▶ _Task description_: Which lines below hold the word "Herve"? Report each one.

▶ _Records provided_:
_ _ _
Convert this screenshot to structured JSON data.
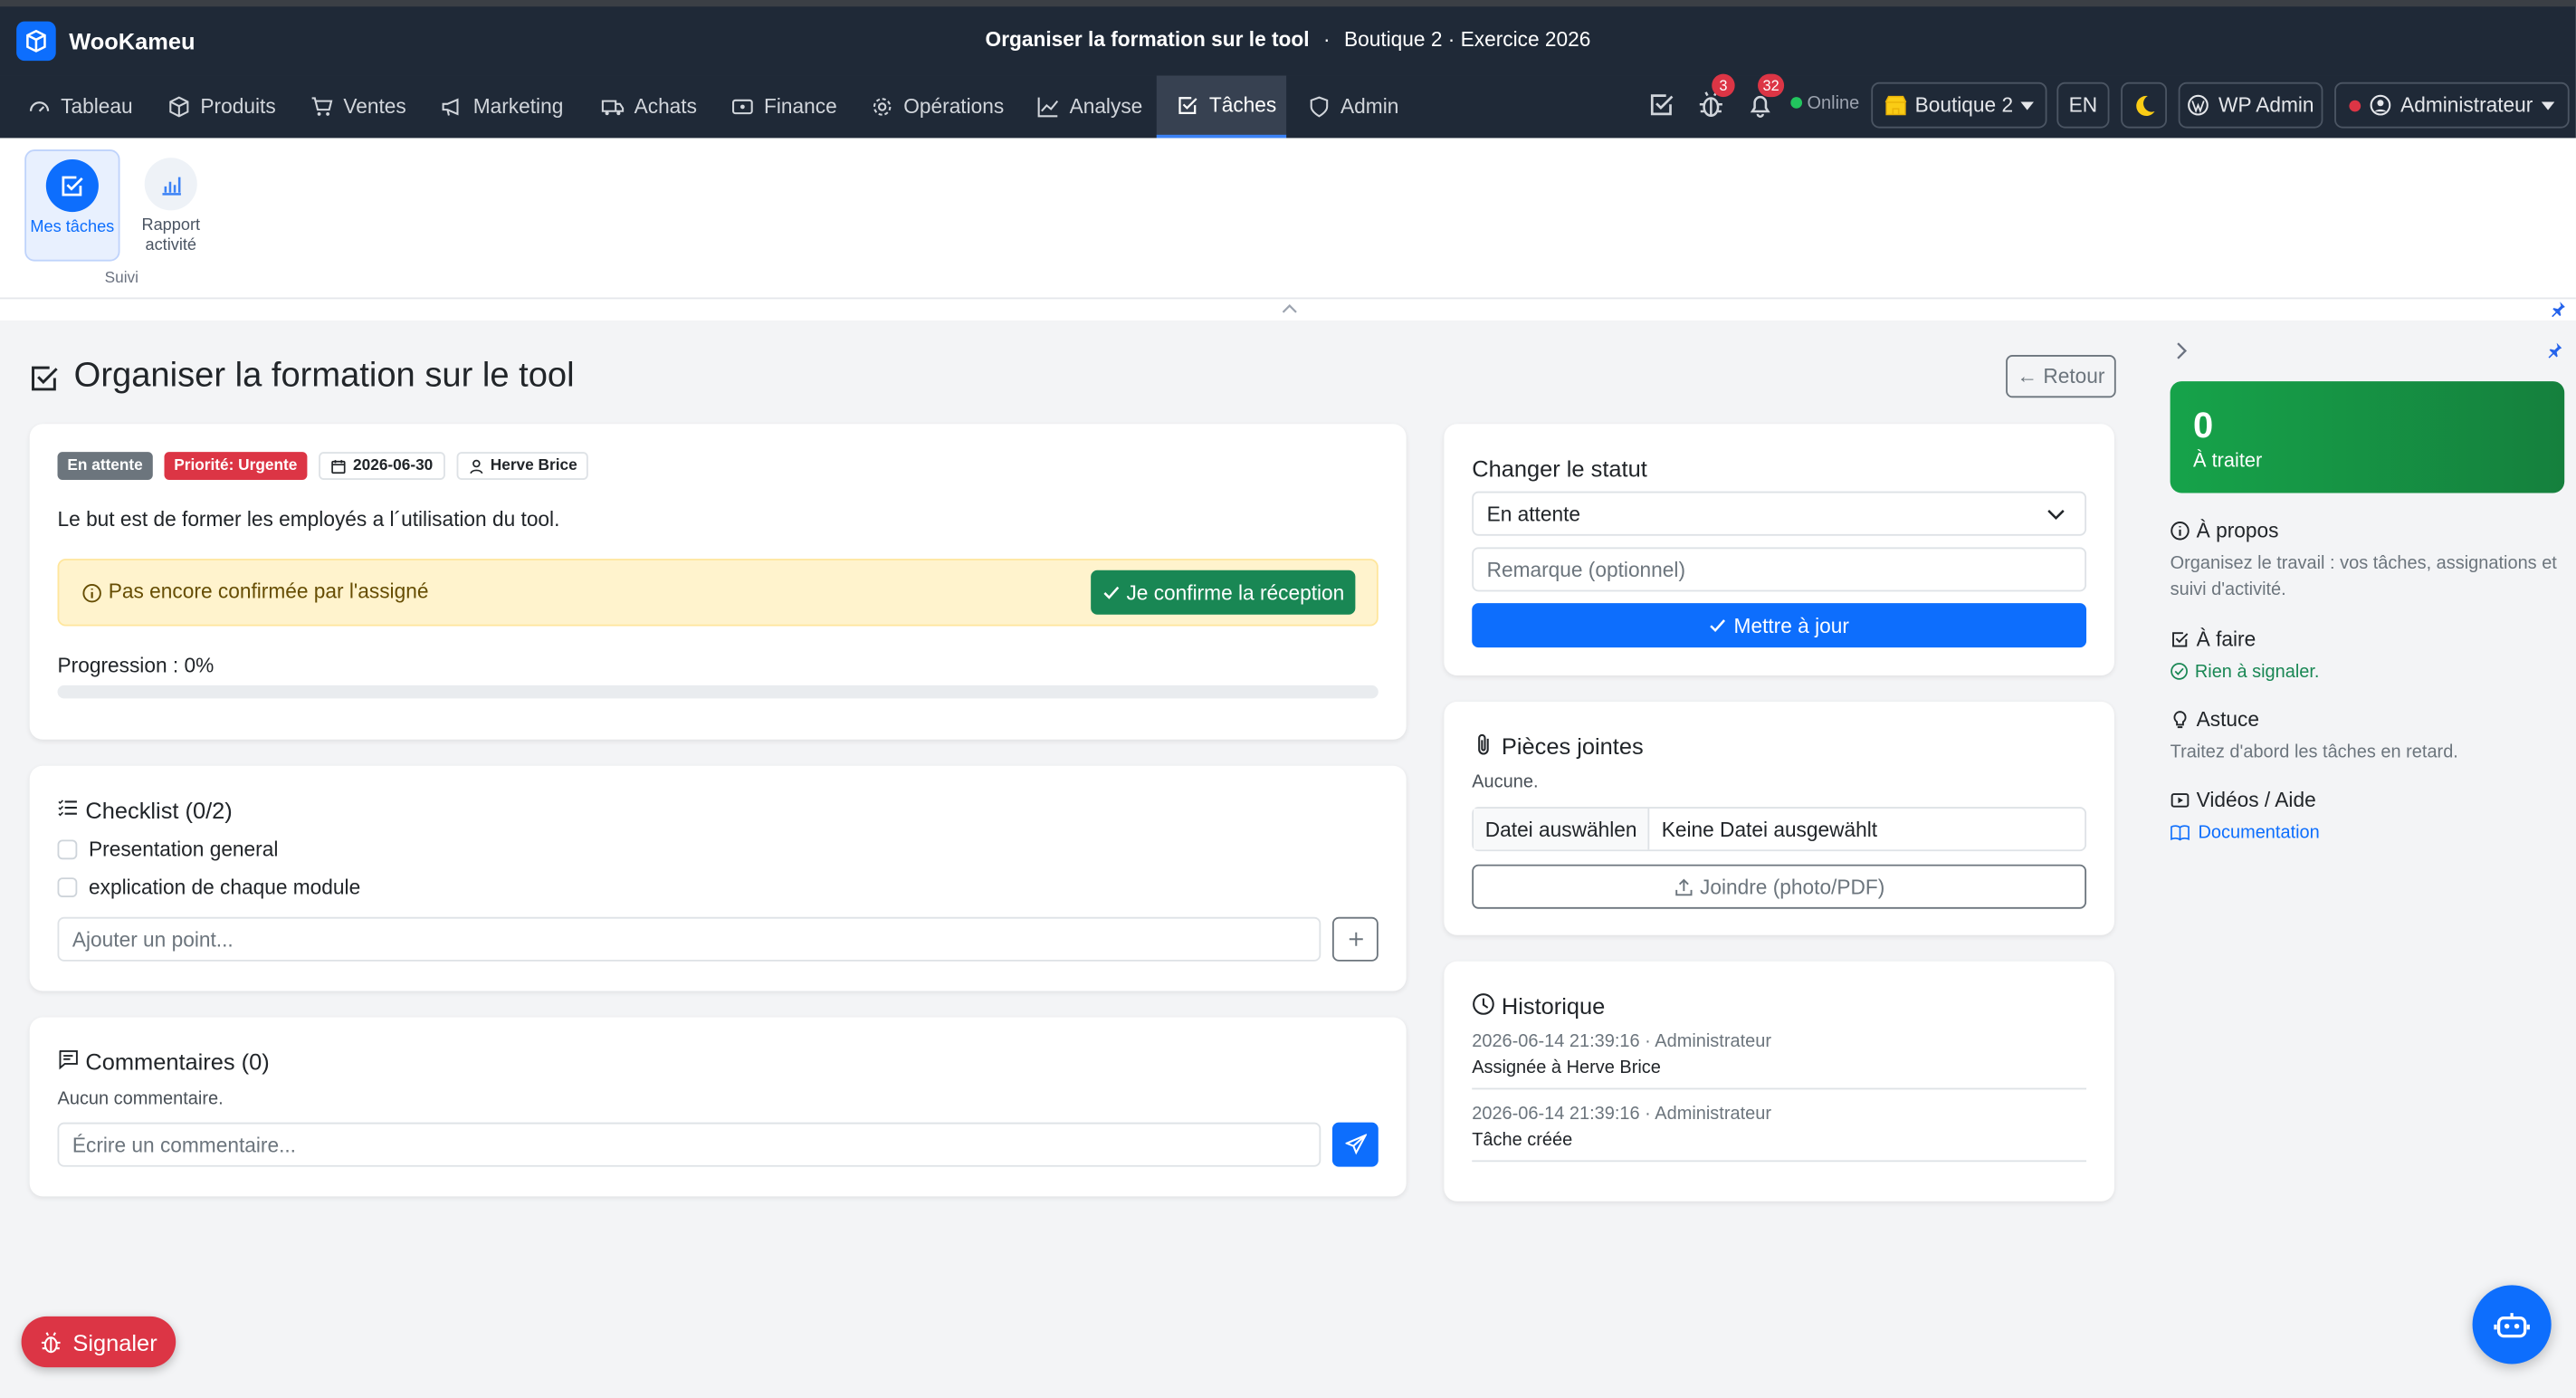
{
  "app": {
    "name": "WooKameu"
  },
  "context": {
    "task_title": "Organiser la formation sur le tool",
    "separator": "·",
    "shop_year": "Boutique 2 · Exercice 2026"
  },
  "nav": [
    {
      "label": "Tableau",
      "icon": "dashboard-icon"
    },
    {
      "label": "Produits",
      "icon": "box-icon"
    },
    {
      "label": "Ventes",
      "icon": "cart-icon"
    },
    {
      "label": "Marketing",
      "icon": "megaphone-icon"
    },
    {
      "label": "Achats",
      "icon": "truck-icon"
    },
    {
      "label": "Finance",
      "icon": "wallet-icon"
    },
    {
      "label": "Opérations",
      "icon": "gear-icon"
    },
    {
      "label": "Analyse",
      "icon": "chart-line-icon"
    },
    {
      "label": "Tâches",
      "icon": "check-square-icon",
      "active": true
    },
    {
      "label": "Admin",
      "icon": "shield-icon"
    }
  ],
  "nav_right": {
    "bug_count": "3",
    "notif_count": "32",
    "online": "Online",
    "shop": "Boutique 2",
    "lang": "EN",
    "wp_admin": "WP Admin",
    "user": "Administrateur"
  },
  "ribbon": {
    "tiles": [
      {
        "label": "Mes tâches"
      },
      {
        "label": "Rapport activité"
      }
    ],
    "group": "Suivi"
  },
  "page": {
    "title": "Organiser la formation sur le tool",
    "back": "← Retour"
  },
  "task": {
    "status_badge": "En attente",
    "priority_badge": "Priorité: Urgente",
    "due_date": "2026-06-30",
    "assignee": "Herve Brice",
    "description": "Le but est de former les employés a l´utilisation du tool.",
    "alert": "Pas encore confirmée par l'assigné",
    "confirm_button": "Je confirme la réception",
    "progress_label": "Progression : 0%",
    "progress": 0
  },
  "checklist": {
    "title": "Checklist (0/2)",
    "items": [
      "Presentation general",
      "explication de chaque module"
    ],
    "add_placeholder": "Ajouter un point..."
  },
  "comments": {
    "title": "Commentaires (0)",
    "empty": "Aucun commentaire.",
    "placeholder": "Écrire un commentaire..."
  },
  "status_panel": {
    "title": "Changer le statut",
    "selected": "En attente",
    "remark_placeholder": "Remarque (optionnel)",
    "update_button": "Mettre à jour"
  },
  "attachments": {
    "title": "Pièces jointes",
    "empty": "Aucune.",
    "file_button": "Datei auswählen",
    "file_status": "Keine Datei ausgewählt",
    "attach_button": "Joindre (photo/PDF)"
  },
  "history": {
    "title": "Historique",
    "entries": [
      {
        "meta": "2026-06-14 21:39:16 · Administrateur",
        "text": "Assignée à Herve Brice"
      },
      {
        "meta": "2026-06-14 21:39:16 · Administrateur",
        "text": "Tâche créée"
      }
    ]
  },
  "sidebar": {
    "kpi_value": "0",
    "kpi_label": "À traiter",
    "about_title": "À propos",
    "about_text": "Organisez le travail : vos tâches, assignations et suivi d'activité.",
    "todo_title": "À faire",
    "todo_text": "Rien à signaler.",
    "tip_title": "Astuce",
    "tip_text": "Traitez d'abord les tâches en retard.",
    "videos_title": "Vidéos / Aide",
    "doc_link": "Documentation"
  },
  "report_button": "Signaler",
  "colors": {
    "primary": "#0d6efd",
    "success": "#198754",
    "danger": "#dc3545",
    "warning_bg": "#fff3cd",
    "nav_bg": "#1f2937"
  }
}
_ _ _
▶ _The answer_:
    "assignee": "Herve Brice",
        "text": "Assignée à Herve Brice"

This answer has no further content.